**WRITTEN PROBLEM:** Leave out the images; return the rest of the data exactly.

**Data items:**

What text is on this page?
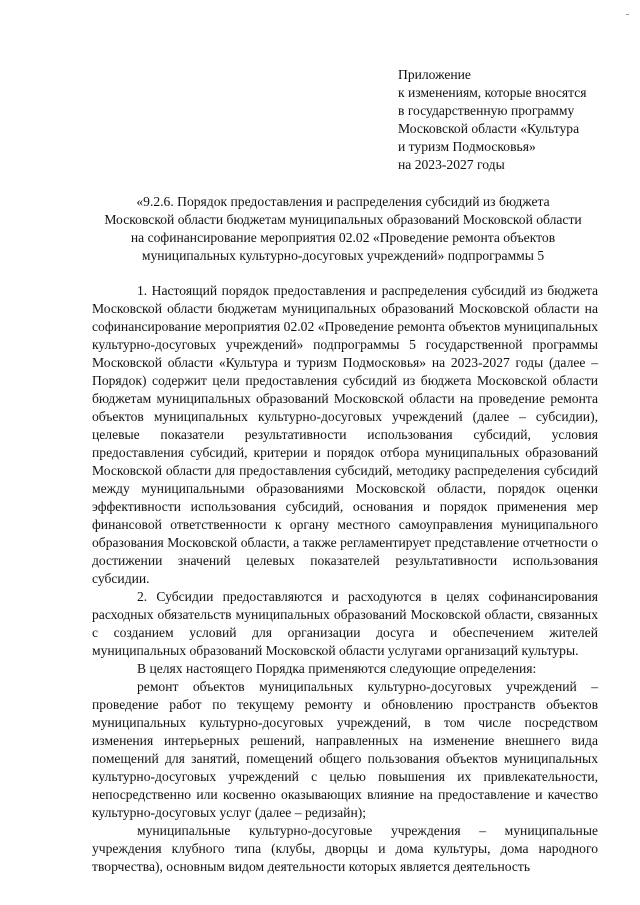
Приложение
к изменениям, которые вносятся
в государственную программу
Московской области «Культура
и туризм Подмосковья»
на 2023-2027 годы
«9.2.6. Порядок предоставления и распределения субсидий из бюджета
Московской области бюджетам муниципальных образований Московской области
на софинансирование мероприятия 02.02 «Проведение ремонта объектов
муниципальных культурно-досуговых учреждений» подпрограммы 5

1. Настоящий порядок предоставления и распределения субсидий из бюджета Московской области бюджетам муниципальных образований Московской области на софинансирование мероприятия 02.02 «Проведение ремонта объектов муниципальных культурно-досуговых учреждений» подпрограммы 5 государственной программы Московской области «Культура и туризм Подмосковья» на 2023-2027 годы (далее – Порядок) содержит цели предоставления субсидий из бюджета Московской области бюджетам муниципальных образований Московской области на проведение ремонта объектов муниципальных культурно-досуговых учреждений (далее – субсидии), целевые показатели результативности использования субсидий, условия предоставления субсидий, критерии и порядок отбора муниципальных образований Московской области для предоставления субсидий, методику распределения субсидий между муниципальными образованиями Московской области, порядок оценки эффективности использования субсидий, основания и порядок применения мер финансовой ответственности к органу местного самоуправления муниципального образования Московской области, а также регламентирует представление отчетности о достижении значений целевых показателей результативности использования субсидии.

2. Субсидии предоставляются и расходуются в целях софинансирования расходных обязательств муниципальных образований Московской области, связанных с созданием условий для организации досуга и обеспечением жителей муниципальных образований Московской области услугами организаций культуры.

В целях настоящего Порядка применяются следующие определения:

ремонт объектов муниципальных культурно-досуговых учреждений – проведение работ по текущему ремонту и обновлению пространств объектов муниципальных культурно-досуговых учреждений, в том числе посредством изменения интерьерных решений, направленных на изменение внешнего вида помещений для занятий, помещений общего пользования объектов муниципальных культурно-досуговых учреждений с целью повышения их привлекательности, непосредственно или косвенно оказывающих влияние на предоставление и качество культурно-досуговых услуг (далее – редизайн);

муниципальные культурно-досуговые учреждения – муниципальные учреждения клубного типа (клубы, дворцы и дома культуры, дома народного творчества), основным видом деятельности которых является деятельность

**RESPONSE TO THIS EXERCISE:**
What text is on this page?
Приложение
к изменениям, которые вносятся
в государственную программу
Московской области «Культура
и туризм Подмосковья»
на 2023-2027 годы
«9.2.6. Порядок предоставления и распределения субсидий из бюджета
Московской области бюджетам муниципальных образований Московской области
на софинансирование мероприятия 02.02 «Проведение ремонта объектов
муниципальных культурно-досуговых учреждений» подпрограммы 5

1. Настоящий порядок предоставления и распределения субсидий из бюджета Московской области бюджетам муниципальных образований Московской области на софинансирование мероприятия 02.02 «Проведение ремонта объектов муниципальных культурно-досуговых учреждений» подпрограммы 5 государственной программы Московской области «Культура и туризм Подмосковья» на 2023-2027 годы (далее – Порядок) содержит цели предоставления субсидий из бюджета Московской области бюджетам муниципальных образований Московской области на проведение ремонта объектов муниципальных культурно-досуговых учреждений (далее – субсидии), целевые показатели результативности использования субсидий, условия предоставления субсидий, критерии и порядок отбора муниципальных образований Московской области для предоставления субсидий, методику распределения субсидий между муниципальными образованиями Московской области, порядок оценки эффективности использования субсидий, основания и порядок применения мер финансовой ответственности к органу местного самоуправления муниципального образования Московской области, а также регламентирует представление отчетности о достижении значений целевых показателей результативности использования субсидии.

2. Субсидии предоставляются и расходуются в целях софинансирования расходных обязательств муниципальных образований Московской области, связанных с созданием условий для организации досуга и обеспечением жителей муниципальных образований Московской области услугами организаций культуры.

В целях настоящего Порядка применяются следующие определения:

ремонт объектов муниципальных культурно-досуговых учреждений – проведение работ по текущему ремонту и обновлению пространств объектов муниципальных культурно-досуговых учреждений, в том числе посредством изменения интерьерных решений, направленных на изменение внешнего вида помещений для занятий, помещений общего пользования объектов муниципальных культурно-досуговых учреждений с целью повышения их привлекательности, непосредственно или косвенно оказывающих влияние на предоставление и качество культурно-досуговых услуг (далее – редизайн);

муниципальные культурно-досуговые учреждения – муниципальные учреждения клубного типа (клубы, дворцы и дома культуры, дома народного творчества), основным видом деятельности которых является деятельность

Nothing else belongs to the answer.